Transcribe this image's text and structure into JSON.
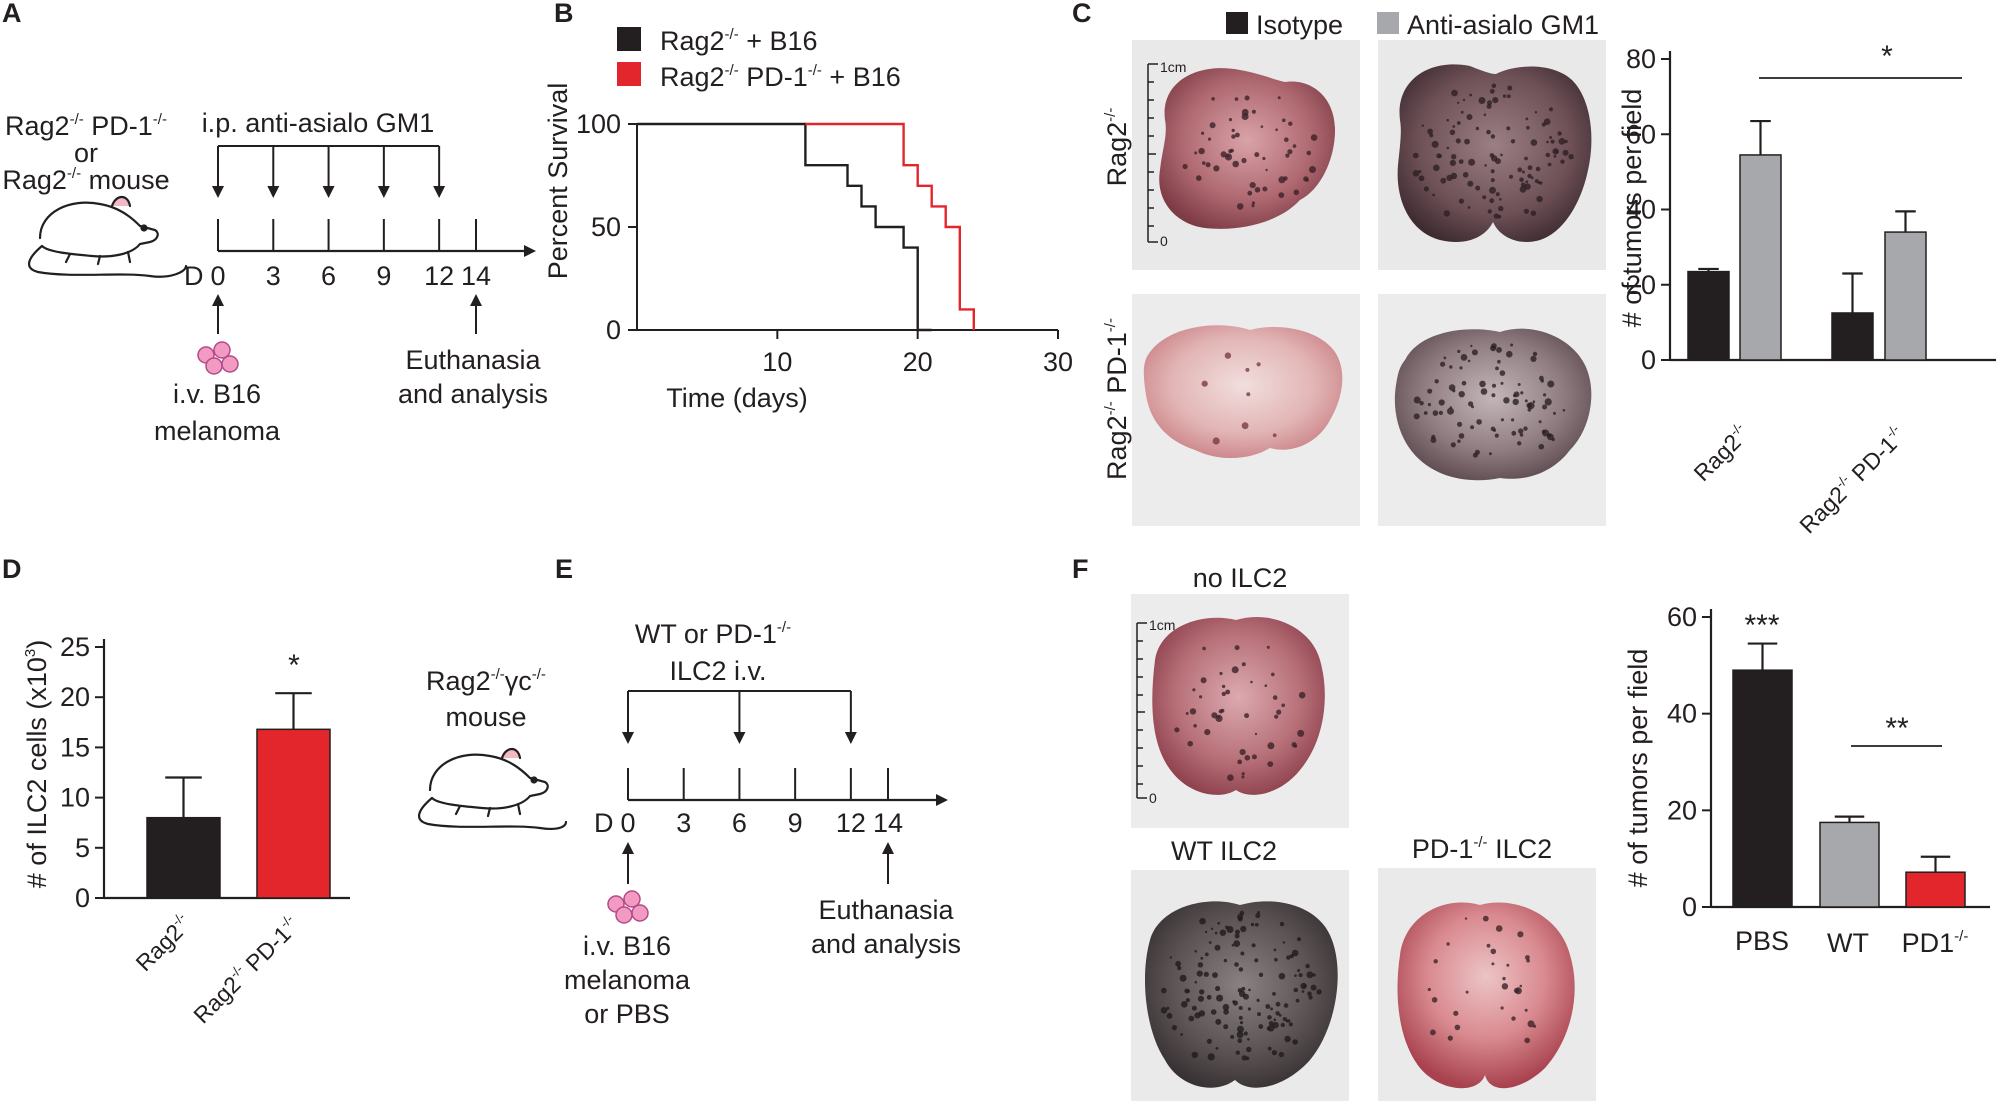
{
  "panels": {
    "A": {
      "letter": "A",
      "mouse": {
        "line1": "Rag2",
        "line1_sup": "-/-",
        "line1_rest": " PD-1",
        "line1_sup2": "-/-",
        "line2": "or",
        "line3": "Rag2",
        "line3_sup": "-/-",
        "line3_rest": " mouse"
      },
      "treatment": "i.p. anti-asialo GM1",
      "day_prefix": "D",
      "days": [
        "0",
        "3",
        "6",
        "9",
        "12",
        "14"
      ],
      "injection": [
        "i.v. B16",
        "melanoma"
      ],
      "endpoint": [
        "Euthanasia",
        "and analysis"
      ]
    },
    "B": {
      "letter": "B",
      "ylabel": "Percent Survival",
      "xlabel": "Time (days)",
      "yticks": [
        "0",
        "50",
        "100"
      ],
      "xticks": [
        "10",
        "20",
        "30"
      ],
      "legend": [
        {
          "pre": "Rag2",
          "sup": "-/-",
          "post": " + B16",
          "color": "#231f20"
        },
        {
          "pre": "Rag2",
          "sup": "-/-",
          "post": " PD-1",
          "sup2": "-/-",
          "post2": " + B16",
          "color": "#e3262b"
        }
      ]
    },
    "C": {
      "letter": "C",
      "legend": [
        {
          "label": "Isotype",
          "color": "#231f20"
        },
        {
          "label": "Anti-asialo GM1",
          "color": "#a6a8ab"
        }
      ],
      "row_labels": [
        {
          "pre": "Rag2",
          "sup": "-/-",
          "post": ""
        },
        {
          "pre": "Rag2",
          "sup": "-/-",
          "post": " PD-1",
          "sup2": "-/-"
        }
      ],
      "scale_top": "1cm",
      "scale_bottom": "0",
      "ylabel": "# of tumors per field",
      "yticks": [
        "0",
        "20",
        "40",
        "60",
        "80"
      ],
      "categories": [
        {
          "pre": "Rag2",
          "sup": "-/-",
          "post": ""
        },
        {
          "pre": "Rag2",
          "sup": "-/-",
          "post": " PD-1",
          "sup2": "-/-"
        }
      ],
      "significance": "*"
    },
    "D": {
      "letter": "D",
      "ylabel_pre": "# of ILC2 cells (x10",
      "ylabel_sup": "3",
      "ylabel_post": ")",
      "yticks": [
        "0",
        "5",
        "10",
        "15",
        "20",
        "25"
      ],
      "categories": [
        {
          "pre": "Rag2",
          "sup": "-/-",
          "post": ""
        },
        {
          "pre": "Rag2",
          "sup": "-/-",
          "post": " PD-1",
          "sup2": "-/-"
        }
      ],
      "significance": "*"
    },
    "E": {
      "letter": "E",
      "mouse": {
        "line1": "Rag2",
        "line1_sup": "-/-",
        "line1_mid": "γc",
        "line1_sup2": "-/-",
        "line2": "mouse"
      },
      "treatment": {
        "line1": "WT or PD-1",
        "line1_sup": "-/-",
        "line2": "ILC2 i.v."
      },
      "day_prefix": "D",
      "days": [
        "0",
        "3",
        "6",
        "9",
        "12",
        "14"
      ],
      "injection": [
        "i.v. B16",
        "melanoma",
        "or PBS"
      ],
      "endpoint": [
        "Euthanasia",
        "and analysis"
      ]
    },
    "F": {
      "letter": "F",
      "photo_labels": {
        "top": "no ILC2",
        "bottom_left": "WT ILC2",
        "bottom_right": {
          "pre": "PD-1",
          "sup": "-/-",
          "post": " ILC2"
        }
      },
      "scale_top": "1cm",
      "scale_bottom": "0",
      "ylabel": "# of tumors per field",
      "yticks": [
        "0",
        "20",
        "40",
        "60"
      ],
      "categories": [
        "PBS",
        "WT",
        "PD1"
      ],
      "category_sup": "-/-",
      "significance": [
        "***",
        "**"
      ]
    }
  },
  "chart_data": [
    {
      "panel": "B",
      "type": "line",
      "xlabel": "Time (days)",
      "ylabel": "Percent Survival",
      "xlim": [
        0,
        30
      ],
      "ylim": [
        0,
        100
      ],
      "series": [
        {
          "name": "Rag2-/- + B16",
          "color": "#231f20",
          "x": [
            0,
            12,
            12,
            15,
            15,
            16,
            16,
            17,
            17,
            19,
            19,
            20,
            20,
            21
          ],
          "y": [
            100,
            100,
            80,
            80,
            70,
            70,
            60,
            60,
            50,
            50,
            40,
            40,
            0,
            0
          ]
        },
        {
          "name": "Rag2-/- PD-1-/- + B16",
          "color": "#e3262b",
          "x": [
            12,
            19,
            19,
            20,
            20,
            21,
            21,
            22,
            22,
            23,
            23,
            24,
            24
          ],
          "y": [
            100,
            100,
            80,
            80,
            70,
            70,
            60,
            60,
            50,
            50,
            10,
            10,
            0
          ]
        }
      ]
    },
    {
      "panel": "C",
      "type": "bar",
      "ylabel": "# of tumors per field",
      "ylim": [
        0,
        80
      ],
      "categories": [
        "Rag2-/-",
        "Rag2-/- PD-1-/-"
      ],
      "series": [
        {
          "name": "Isotype",
          "color": "#231f20",
          "values": [
            23.5,
            12.5
          ],
          "errors": [
            0.7,
            10.5
          ]
        },
        {
          "name": "Anti-asialo GM1",
          "color": "#a6a8ab",
          "values": [
            54.5,
            34
          ],
          "errors": [
            9,
            5.5
          ]
        }
      ]
    },
    {
      "panel": "D",
      "type": "bar",
      "ylabel": "# of ILC2 cells (x10^3)",
      "ylim": [
        0,
        25
      ],
      "categories": [
        "Rag2-/-",
        "Rag2-/- PD-1-/-"
      ],
      "values": [
        8,
        16.8
      ],
      "errors": [
        4,
        3.6
      ],
      "colors": [
        "#231f20",
        "#e3262b"
      ]
    },
    {
      "panel": "F",
      "type": "bar",
      "ylabel": "# of tumors per field",
      "ylim": [
        0,
        60
      ],
      "categories": [
        "PBS",
        "WT",
        "PD1-/-"
      ],
      "values": [
        49,
        17.5,
        7.2
      ],
      "errors": [
        5.5,
        1.2,
        3.2
      ],
      "colors": [
        "#231f20",
        "#a6a8ab",
        "#e3262b"
      ]
    }
  ]
}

****************************************

§ YOUR TASK
Produce the full material again verbatim, with the pictures dropped.

§ SOLUTION FOR THIS TASK
Transcribe this image's text and structure into JSON.
{
  "panels": {
    "A": {
      "letter": "A",
      "mouse": {
        "line1": "Rag2",
        "line1_sup": "-/-",
        "line1_rest": " PD-1",
        "line1_sup2": "-/-",
        "line2": "or",
        "line3": "Rag2",
        "line3_sup": "-/-",
        "line3_rest": " mouse"
      },
      "treatment": "i.p. anti-asialo GM1",
      "day_prefix": "D",
      "days": [
        "0",
        "3",
        "6",
        "9",
        "12",
        "14"
      ],
      "injection": [
        "i.v. B16",
        "melanoma"
      ],
      "endpoint": [
        "Euthanasia",
        "and analysis"
      ]
    },
    "B": {
      "letter": "B",
      "ylabel": "Percent Survival",
      "xlabel": "Time (days)",
      "yticks": [
        "0",
        "50",
        "100"
      ],
      "xticks": [
        "10",
        "20",
        "30"
      ],
      "legend": [
        {
          "pre": "Rag2",
          "sup": "-/-",
          "post": " + B16",
          "color": "#231f20"
        },
        {
          "pre": "Rag2",
          "sup": "-/-",
          "post": " PD-1",
          "sup2": "-/-",
          "post2": " + B16",
          "color": "#e3262b"
        }
      ]
    },
    "C": {
      "letter": "C",
      "legend": [
        {
          "label": "Isotype",
          "color": "#231f20"
        },
        {
          "label": "Anti-asialo GM1",
          "color": "#a6a8ab"
        }
      ],
      "row_labels": [
        {
          "pre": "Rag2",
          "sup": "-/-",
          "post": ""
        },
        {
          "pre": "Rag2",
          "sup": "-/-",
          "post": " PD-1",
          "sup2": "-/-"
        }
      ],
      "scale_top": "1cm",
      "scale_bottom": "0",
      "ylabel": "# of tumors per field",
      "yticks": [
        "0",
        "20",
        "40",
        "60",
        "80"
      ],
      "categories": [
        {
          "pre": "Rag2",
          "sup": "-/-",
          "post": ""
        },
        {
          "pre": "Rag2",
          "sup": "-/-",
          "post": " PD-1",
          "sup2": "-/-"
        }
      ],
      "significance": "*"
    },
    "D": {
      "letter": "D",
      "ylabel_pre": "# of ILC2 cells (x10",
      "ylabel_sup": "3",
      "ylabel_post": ")",
      "yticks": [
        "0",
        "5",
        "10",
        "15",
        "20",
        "25"
      ],
      "categories": [
        {
          "pre": "Rag2",
          "sup": "-/-",
          "post": ""
        },
        {
          "pre": "Rag2",
          "sup": "-/-",
          "post": " PD-1",
          "sup2": "-/-"
        }
      ],
      "significance": "*"
    },
    "E": {
      "letter": "E",
      "mouse": {
        "line1": "Rag2",
        "line1_sup": "-/-",
        "line1_mid": "γc",
        "line1_sup2": "-/-",
        "line2": "mouse"
      },
      "treatment": {
        "line1": "WT or PD-1",
        "line1_sup": "-/-",
        "line2": "ILC2 i.v."
      },
      "day_prefix": "D",
      "days": [
        "0",
        "3",
        "6",
        "9",
        "12",
        "14"
      ],
      "injection": [
        "i.v. B16",
        "melanoma",
        "or PBS"
      ],
      "endpoint": [
        "Euthanasia",
        "and analysis"
      ]
    },
    "F": {
      "letter": "F",
      "photo_labels": {
        "top": "no ILC2",
        "bottom_left": "WT ILC2",
        "bottom_right": {
          "pre": "PD-1",
          "sup": "-/-",
          "post": " ILC2"
        }
      },
      "scale_top": "1cm",
      "scale_bottom": "0",
      "ylabel": "# of tumors per field",
      "yticks": [
        "0",
        "20",
        "40",
        "60"
      ],
      "categories": [
        "PBS",
        "WT",
        "PD1"
      ],
      "category_sup": "-/-",
      "significance": [
        "***",
        "**"
      ]
    }
  },
  "chart_data": [
    {
      "panel": "B",
      "type": "line",
      "xlabel": "Time (days)",
      "ylabel": "Percent Survival",
      "xlim": [
        0,
        30
      ],
      "ylim": [
        0,
        100
      ],
      "series": [
        {
          "name": "Rag2-/- + B16",
          "color": "#231f20",
          "x": [
            0,
            12,
            12,
            15,
            15,
            16,
            16,
            17,
            17,
            19,
            19,
            20,
            20,
            21
          ],
          "y": [
            100,
            100,
            80,
            80,
            70,
            70,
            60,
            60,
            50,
            50,
            40,
            40,
            0,
            0
          ]
        },
        {
          "name": "Rag2-/- PD-1-/- + B16",
          "color": "#e3262b",
          "x": [
            12,
            19,
            19,
            20,
            20,
            21,
            21,
            22,
            22,
            23,
            23,
            24,
            24
          ],
          "y": [
            100,
            100,
            80,
            80,
            70,
            70,
            60,
            60,
            50,
            50,
            10,
            10,
            0
          ]
        }
      ]
    },
    {
      "panel": "C",
      "type": "bar",
      "ylabel": "# of tumors per field",
      "ylim": [
        0,
        80
      ],
      "categories": [
        "Rag2-/-",
        "Rag2-/- PD-1-/-"
      ],
      "series": [
        {
          "name": "Isotype",
          "color": "#231f20",
          "values": [
            23.5,
            12.5
          ],
          "errors": [
            0.7,
            10.5
          ]
        },
        {
          "name": "Anti-asialo GM1",
          "color": "#a6a8ab",
          "values": [
            54.5,
            34
          ],
          "errors": [
            9,
            5.5
          ]
        }
      ]
    },
    {
      "panel": "D",
      "type": "bar",
      "ylabel": "# of ILC2 cells (x10^3)",
      "ylim": [
        0,
        25
      ],
      "categories": [
        "Rag2-/-",
        "Rag2-/- PD-1-/-"
      ],
      "values": [
        8,
        16.8
      ],
      "errors": [
        4,
        3.6
      ],
      "colors": [
        "#231f20",
        "#e3262b"
      ]
    },
    {
      "panel": "F",
      "type": "bar",
      "ylabel": "# of tumors per field",
      "ylim": [
        0,
        60
      ],
      "categories": [
        "PBS",
        "WT",
        "PD1-/-"
      ],
      "values": [
        49,
        17.5,
        7.2
      ],
      "errors": [
        5.5,
        1.2,
        3.2
      ],
      "colors": [
        "#231f20",
        "#a6a8ab",
        "#e3262b"
      ]
    }
  ]
}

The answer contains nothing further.